# Start of RAW RECORDS

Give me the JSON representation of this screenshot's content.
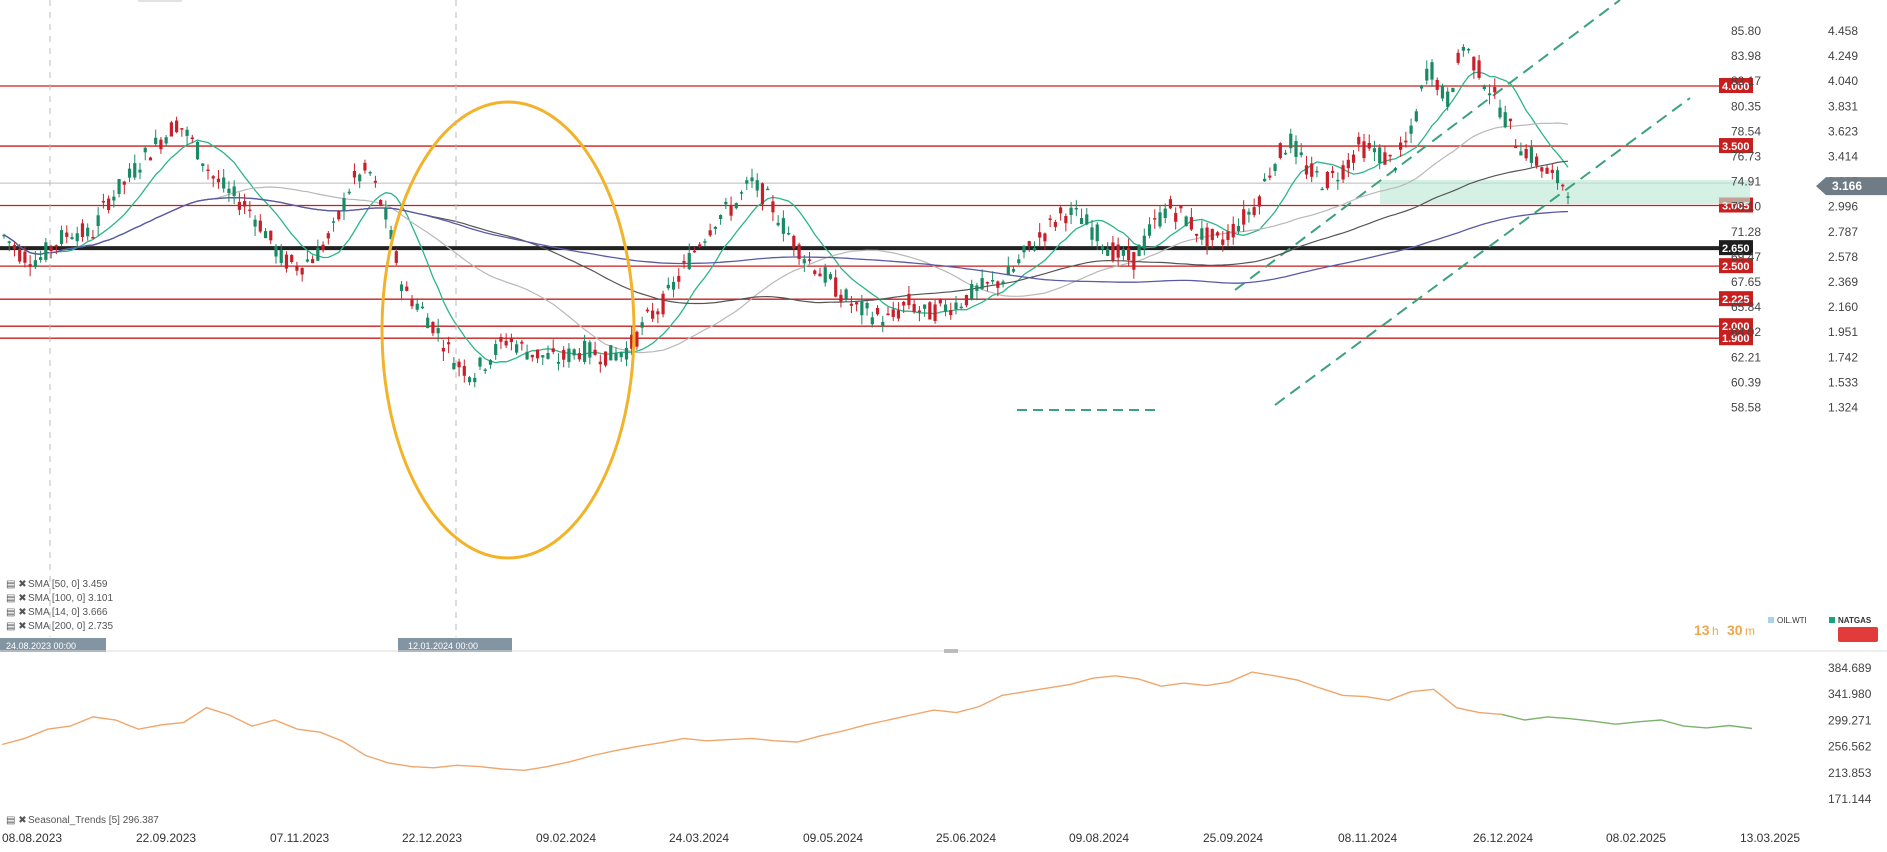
{
  "chart_data": {
    "type": "line",
    "instrument": "NATGAS",
    "secondary_instrument": "OIL.WTI",
    "timer": {
      "hours": "13",
      "h": "h",
      "minutes": "30",
      "m": "m"
    },
    "right_axis": [
      "4.458",
      "4.249",
      "4.040",
      "3.831",
      "3.623",
      "3.414",
      "3.205",
      "2.996",
      "2.787",
      "2.578",
      "2.369",
      "2.160",
      "1.951",
      "1.742",
      "1.533",
      "1.324"
    ],
    "left_axis": [
      "85.80",
      "83.98",
      "82.17",
      "80.35",
      "78.54",
      "76.73",
      "74.91",
      "73.10",
      "71.28",
      "69.47",
      "67.65",
      "65.84",
      "64.02",
      "62.21",
      "60.39",
      "58.58"
    ],
    "lower_axis": [
      "384.689",
      "341.980",
      "299.271",
      "256.562",
      "213.853",
      "171.144"
    ],
    "x_labels": [
      "08.08.2023",
      "22.09.2023",
      "07.11.2023",
      "22.12.2023",
      "09.02.2024",
      "24.03.2024",
      "09.05.2024",
      "25.06.2024",
      "09.08.2024",
      "25.09.2024",
      "08.11.2024",
      "26.12.2024",
      "08.02.2025",
      "13.03.2025"
    ],
    "last_price": "3.166",
    "levels": [
      {
        "label": "4.000",
        "value": 4.0,
        "color": "#c81e1e",
        "heavy": false
      },
      {
        "label": "3.500",
        "value": 3.5,
        "color": "#c81e1e",
        "heavy": false
      },
      {
        "label": "3.005",
        "value": 3.005,
        "color": "#c81e1e",
        "heavy": false
      },
      {
        "label": "2.650",
        "value": 2.65,
        "color": "#222222",
        "heavy": true
      },
      {
        "label": "2.500",
        "value": 2.5,
        "color": "#c81e1e",
        "heavy": false
      },
      {
        "label": "2.225",
        "value": 2.225,
        "color": "#c81e1e",
        "heavy": false
      },
      {
        "label": "2.000",
        "value": 2.0,
        "color": "#c81e1e",
        "heavy": false
      },
      {
        "label": "1.900",
        "value": 1.9,
        "color": "#c81e1e",
        "heavy": false
      }
    ],
    "date_markers": [
      "24.08.2023 00:00",
      "12.01.2024 00:00"
    ],
    "indicators": [
      {
        "label": "SMA [50, 0] 3.459",
        "color": "#aaaaaa"
      },
      {
        "label": "SMA [100, 0] 3.101",
        "color": "#444444"
      },
      {
        "label": "SMA [14, 0] 3.666",
        "color": "#2ab58a"
      },
      {
        "label": "SMA [200, 0] 2.735",
        "color": "#5a5aa8"
      }
    ],
    "lower_indicator": "Seasonal_Trends [5] 296.387",
    "series": [
      {
        "name": "NATGAS",
        "values": [
          2.75,
          2.6,
          2.55,
          2.7,
          2.8,
          2.75,
          3.05,
          3.2,
          3.4,
          3.55,
          3.7,
          3.5,
          3.25,
          3.1,
          3.0,
          2.8,
          2.55,
          2.5,
          2.6,
          2.8,
          3.2,
          3.3,
          2.9,
          2.3,
          2.15,
          1.95,
          1.7,
          1.6,
          1.75,
          1.9,
          1.8,
          1.75,
          1.72,
          1.8,
          1.78,
          1.75,
          1.82,
          2.05,
          2.2,
          2.45,
          2.7,
          2.9,
          3.0,
          3.2,
          3.05,
          2.8,
          2.6,
          2.45,
          2.3,
          2.15,
          2.1,
          2.05,
          2.2,
          2.1,
          2.15,
          2.2,
          2.3,
          2.35,
          2.45,
          2.65,
          2.8,
          2.95,
          2.9,
          2.75,
          2.6,
          2.55,
          2.8,
          3.0,
          2.9,
          2.75,
          2.7,
          2.85,
          3.0,
          3.35,
          3.55,
          3.3,
          3.2,
          3.3,
          3.5,
          3.45,
          3.35,
          3.6,
          4.2,
          3.85,
          4.35,
          4.1,
          3.85,
          3.55,
          3.4,
          3.25,
          3.166
        ]
      },
      {
        "name": "Seasonal Trends",
        "values": [
          260,
          270,
          285,
          290,
          305,
          300,
          285,
          292,
          296,
          320,
          308,
          290,
          300,
          285,
          280,
          265,
          242,
          230,
          224,
          222,
          226,
          224,
          220,
          218,
          224,
          232,
          242,
          250,
          257,
          263,
          270,
          266,
          268,
          270,
          266,
          264,
          274,
          282,
          292,
          300,
          308,
          316,
          312,
          322,
          340,
          346,
          352,
          358,
          368,
          372,
          367,
          355,
          360,
          356,
          362,
          378,
          372,
          365,
          352,
          340,
          338,
          332,
          346,
          350,
          320,
          312,
          309,
          300,
          305,
          302,
          298,
          293,
          297,
          300,
          290,
          287,
          291,
          286
        ],
        "forecast_from": 66
      }
    ]
  }
}
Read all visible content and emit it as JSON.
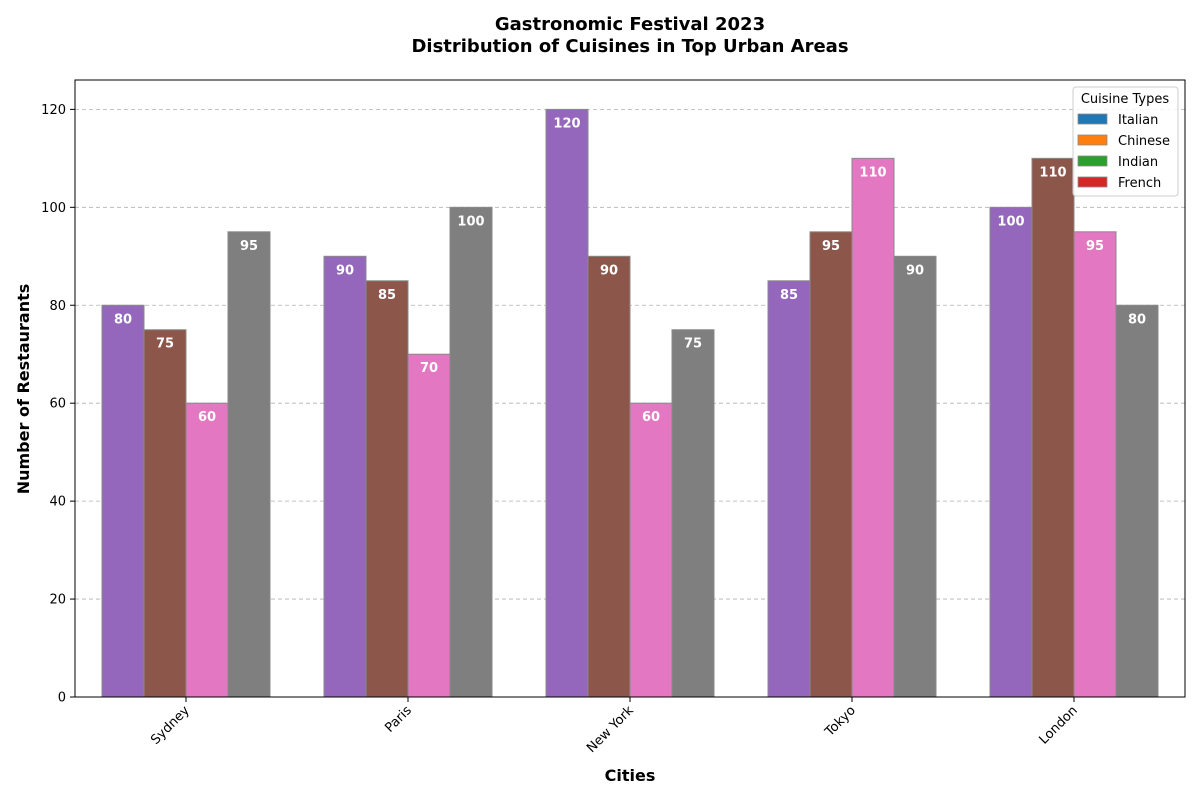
{
  "chart_data": {
    "type": "bar",
    "title": "Gastronomic Festival 2023",
    "subtitle": "Distribution of Cuisines in Top Urban Areas",
    "xlabel": "Cities",
    "ylabel": "Number of Restaurants",
    "categories": [
      "Sydney",
      "Paris",
      "New York",
      "Tokyo",
      "London"
    ],
    "ylim": [
      0,
      126
    ],
    "yticks": [
      "0",
      "20",
      "40",
      "60",
      "80",
      "100",
      "120"
    ],
    "grid": true,
    "legend_title": "Cuisine Types",
    "legend_position": "top-right",
    "series": [
      {
        "name": "Italian",
        "bar_color": "#9467bd",
        "legend_color": "#1f77b4",
        "values": [
          80,
          90,
          120,
          85,
          100
        ]
      },
      {
        "name": "Chinese",
        "bar_color": "#8c564b",
        "legend_color": "#ff7f0e",
        "values": [
          75,
          85,
          90,
          95,
          110
        ]
      },
      {
        "name": "Indian",
        "bar_color": "#e377c2",
        "legend_color": "#2ca02c",
        "values": [
          60,
          70,
          60,
          110,
          95
        ]
      },
      {
        "name": "French",
        "bar_color": "#7f7f7f",
        "legend_color": "#d62728",
        "values": [
          95,
          100,
          75,
          90,
          80
        ]
      }
    ]
  }
}
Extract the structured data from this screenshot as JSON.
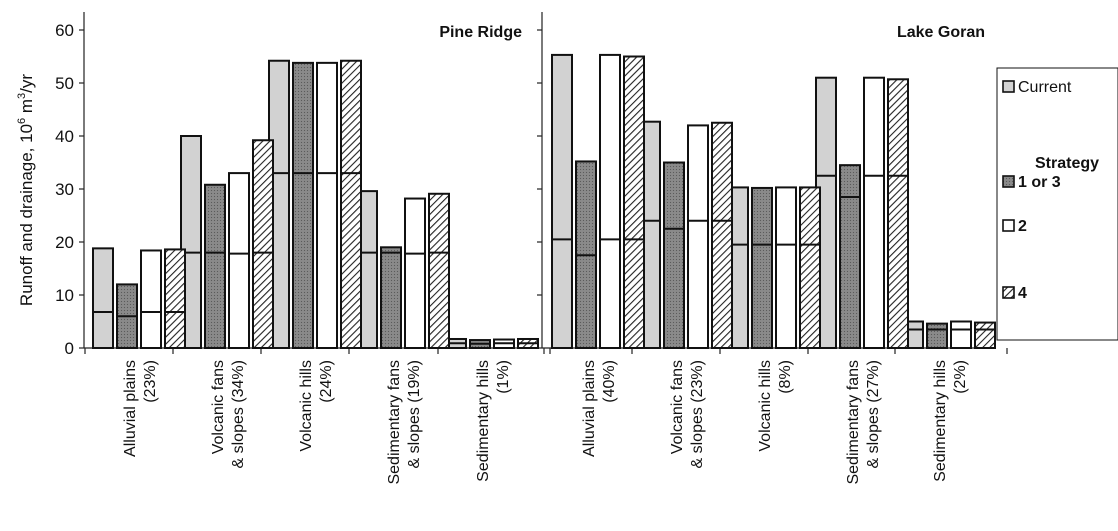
{
  "ylabel_main": "Runoff and drainage, 10",
  "ylabel_sup": "6",
  "ylabel_unit_m": " m",
  "ylabel_sup2": "3",
  "ylabel_rest": "/yr",
  "legend": {
    "current": "Current",
    "strategy_title": "Strategy",
    "s13": "1 or 3",
    "s2": "2",
    "s4": "4"
  },
  "colors": {
    "current": "#d2d2d2",
    "s13": "#8a8a8a",
    "s2": "#ffffff",
    "s4": "#b4b4b4",
    "outline": "#111111"
  },
  "chart_data": [
    {
      "type": "bar",
      "title": "Pine Ridge",
      "ylim": [
        0,
        60
      ],
      "yticks": [
        0,
        10,
        20,
        30,
        40,
        50,
        60
      ],
      "categories": [
        [
          "Alluvial plains",
          "(23%)"
        ],
        [
          "Volcanic fans",
          "& slopes (34%)"
        ],
        [
          "Volcanic hills",
          "(24%)"
        ],
        [
          "Sedimentary fans",
          "& slopes (19%)"
        ],
        [
          "Sedimentary hills",
          "(1%)"
        ]
      ],
      "series": [
        {
          "name": "Current",
          "total": [
            18.8,
            40,
            54.2,
            29.6,
            1.7
          ],
          "lower": [
            6.8,
            18,
            33,
            18,
            0.9
          ]
        },
        {
          "name": "1 or 3",
          "total": [
            12,
            30.8,
            53.8,
            19,
            1.5
          ],
          "lower": [
            6,
            18,
            33,
            18,
            0.8
          ]
        },
        {
          "name": "2",
          "total": [
            18.4,
            33,
            53.8,
            28.2,
            1.6
          ],
          "lower": [
            6.8,
            17.8,
            33,
            17.8,
            0.9
          ]
        },
        {
          "name": "4",
          "total": [
            18.6,
            39.2,
            54.2,
            29.1,
            1.7
          ],
          "lower": [
            6.8,
            18,
            33,
            18,
            0.9
          ]
        }
      ]
    },
    {
      "type": "bar",
      "title": "Lake Goran",
      "ylim": [
        0,
        60
      ],
      "categories": [
        [
          "Alluvial plains",
          "(40%)"
        ],
        [
          "Volcanic fans",
          "& slopes (23%)"
        ],
        [
          "Volcanic hills",
          "(8%)"
        ],
        [
          "Sedimentary fans",
          "& slopes (27%)"
        ],
        [
          "Sedimentary hills",
          "(2%)"
        ]
      ],
      "series": [
        {
          "name": "Current",
          "total": [
            55.3,
            42.7,
            30.3,
            51,
            5
          ],
          "lower": [
            20.5,
            24,
            19.5,
            32.5,
            3.5
          ]
        },
        {
          "name": "1 or 3",
          "total": [
            35.2,
            35,
            30.2,
            34.5,
            4.6
          ],
          "lower": [
            17.5,
            22.5,
            19.5,
            28.5,
            3.5
          ]
        },
        {
          "name": "2",
          "total": [
            55.3,
            42,
            30.3,
            51,
            5
          ],
          "lower": [
            20.5,
            24,
            19.5,
            32.5,
            3.5
          ]
        },
        {
          "name": "4",
          "total": [
            55,
            42.5,
            30.3,
            50.7,
            4.8
          ],
          "lower": [
            20.5,
            24,
            19.5,
            32.5,
            3.5
          ]
        }
      ]
    }
  ]
}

# End of RAW RECORDS

> YOUR TASK
Which lines hold the string "this"? List them all.

> FINAL ANSWER
Give me the JSON representation of this screenshot's content.
Extract the structured data from this screenshot as JSON.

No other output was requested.